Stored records
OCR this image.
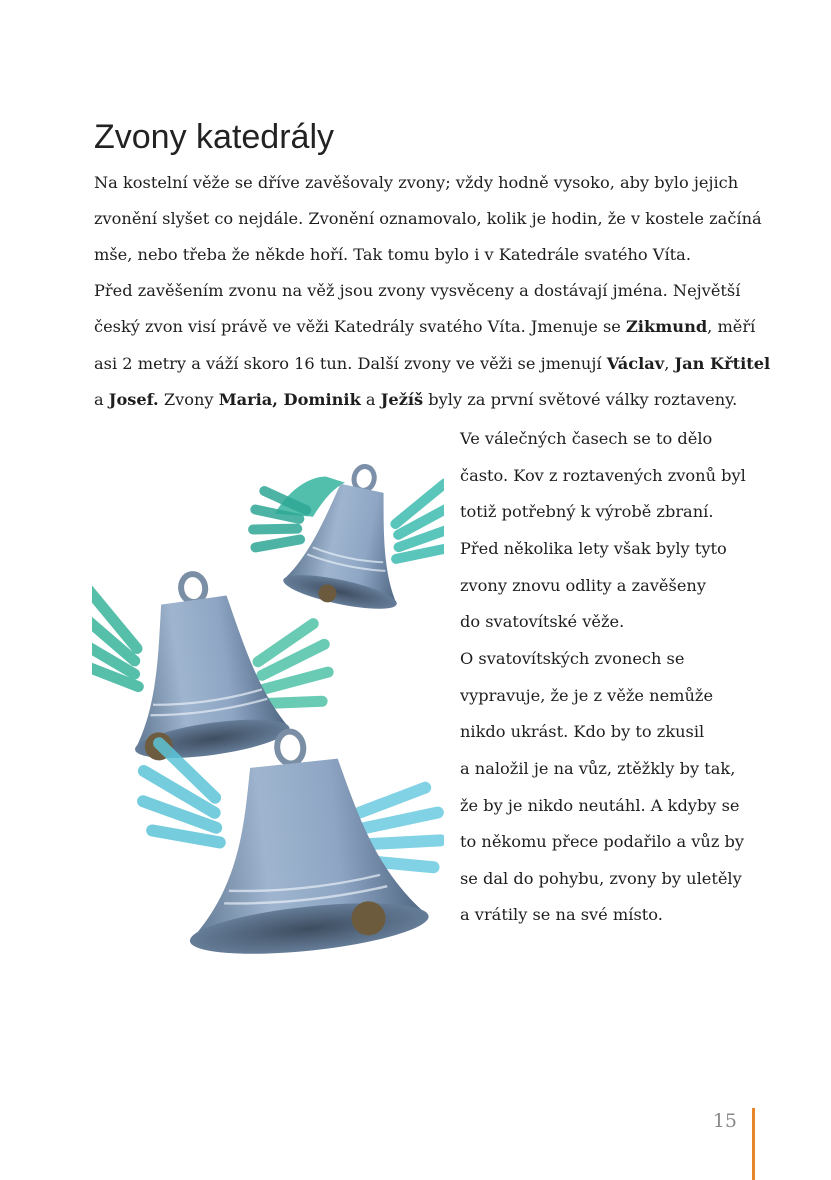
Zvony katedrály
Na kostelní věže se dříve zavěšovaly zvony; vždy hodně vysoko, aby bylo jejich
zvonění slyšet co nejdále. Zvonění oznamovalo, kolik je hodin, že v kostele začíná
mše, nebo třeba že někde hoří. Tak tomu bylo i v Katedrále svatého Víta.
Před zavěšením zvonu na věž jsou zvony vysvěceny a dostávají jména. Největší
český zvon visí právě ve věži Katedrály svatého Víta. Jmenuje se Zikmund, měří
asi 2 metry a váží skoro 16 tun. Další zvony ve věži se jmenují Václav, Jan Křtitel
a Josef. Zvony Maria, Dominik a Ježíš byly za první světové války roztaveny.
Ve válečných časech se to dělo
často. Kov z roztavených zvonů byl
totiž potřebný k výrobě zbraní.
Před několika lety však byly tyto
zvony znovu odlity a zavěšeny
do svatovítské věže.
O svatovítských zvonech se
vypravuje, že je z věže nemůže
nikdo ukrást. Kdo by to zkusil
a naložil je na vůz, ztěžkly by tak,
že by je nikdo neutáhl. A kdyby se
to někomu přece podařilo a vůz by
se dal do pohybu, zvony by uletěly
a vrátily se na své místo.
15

==

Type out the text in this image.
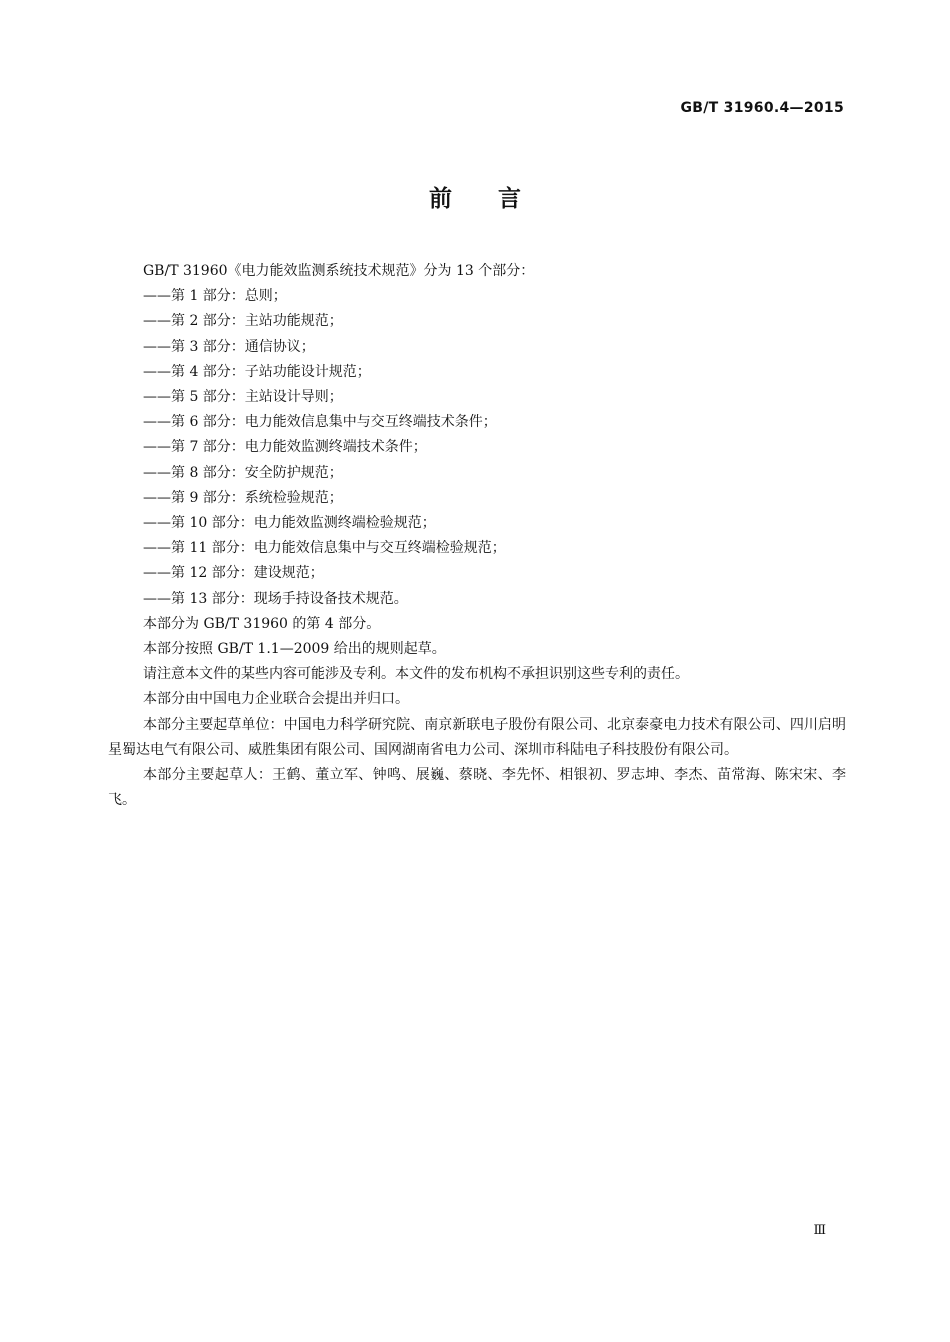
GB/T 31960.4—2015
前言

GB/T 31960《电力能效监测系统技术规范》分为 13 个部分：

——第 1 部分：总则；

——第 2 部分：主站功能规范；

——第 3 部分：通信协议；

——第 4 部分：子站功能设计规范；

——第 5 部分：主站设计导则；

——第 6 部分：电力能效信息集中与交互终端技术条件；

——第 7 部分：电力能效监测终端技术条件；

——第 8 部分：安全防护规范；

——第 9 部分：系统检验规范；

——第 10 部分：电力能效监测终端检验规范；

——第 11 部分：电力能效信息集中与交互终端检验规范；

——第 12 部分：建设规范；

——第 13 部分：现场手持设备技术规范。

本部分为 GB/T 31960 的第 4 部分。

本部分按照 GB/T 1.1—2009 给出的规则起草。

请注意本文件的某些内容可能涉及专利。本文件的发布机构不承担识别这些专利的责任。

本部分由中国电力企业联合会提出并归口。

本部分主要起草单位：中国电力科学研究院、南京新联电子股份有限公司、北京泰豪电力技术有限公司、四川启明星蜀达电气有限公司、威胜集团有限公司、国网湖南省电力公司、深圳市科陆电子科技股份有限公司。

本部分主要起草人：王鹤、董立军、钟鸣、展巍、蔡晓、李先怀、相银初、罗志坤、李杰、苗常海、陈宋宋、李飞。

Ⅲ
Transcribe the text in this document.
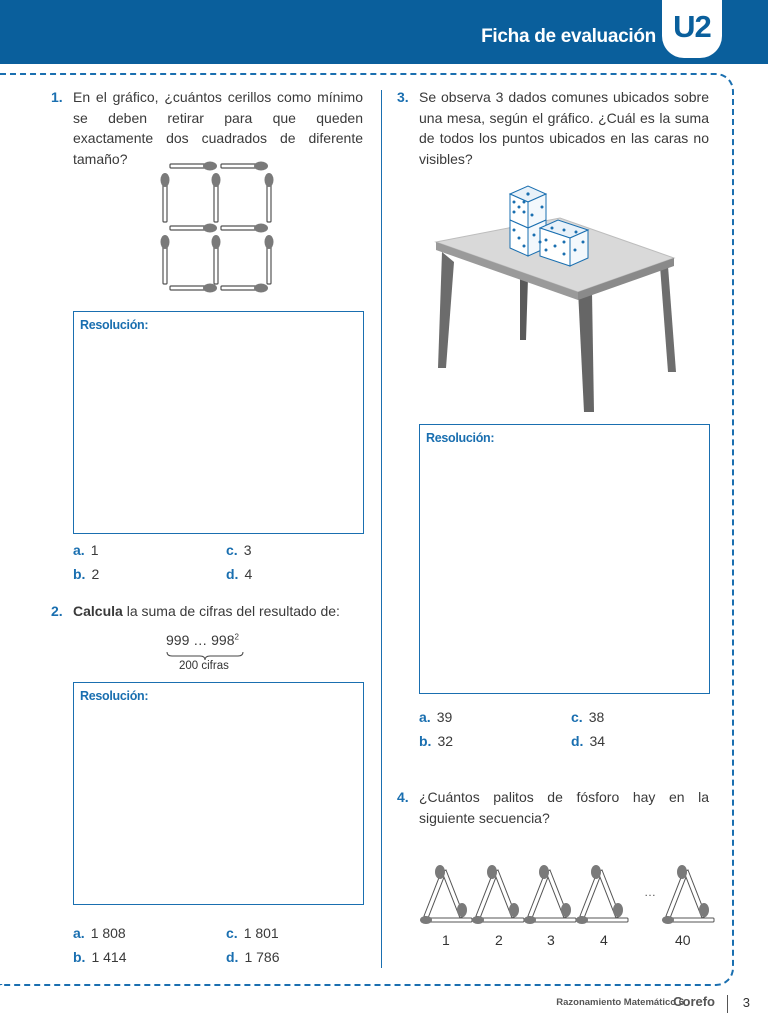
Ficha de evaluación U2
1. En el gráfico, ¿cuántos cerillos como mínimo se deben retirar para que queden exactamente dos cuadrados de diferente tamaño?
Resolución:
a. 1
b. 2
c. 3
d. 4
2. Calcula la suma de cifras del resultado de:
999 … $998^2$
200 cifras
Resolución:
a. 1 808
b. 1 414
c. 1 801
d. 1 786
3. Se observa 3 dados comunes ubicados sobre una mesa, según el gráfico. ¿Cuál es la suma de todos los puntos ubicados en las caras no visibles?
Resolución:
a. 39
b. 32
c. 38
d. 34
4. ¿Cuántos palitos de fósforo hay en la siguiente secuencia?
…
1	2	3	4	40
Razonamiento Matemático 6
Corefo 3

Stated exercise – In the listing, how many lines hold "věži"? Answer with a bare number.

Problem solution – 2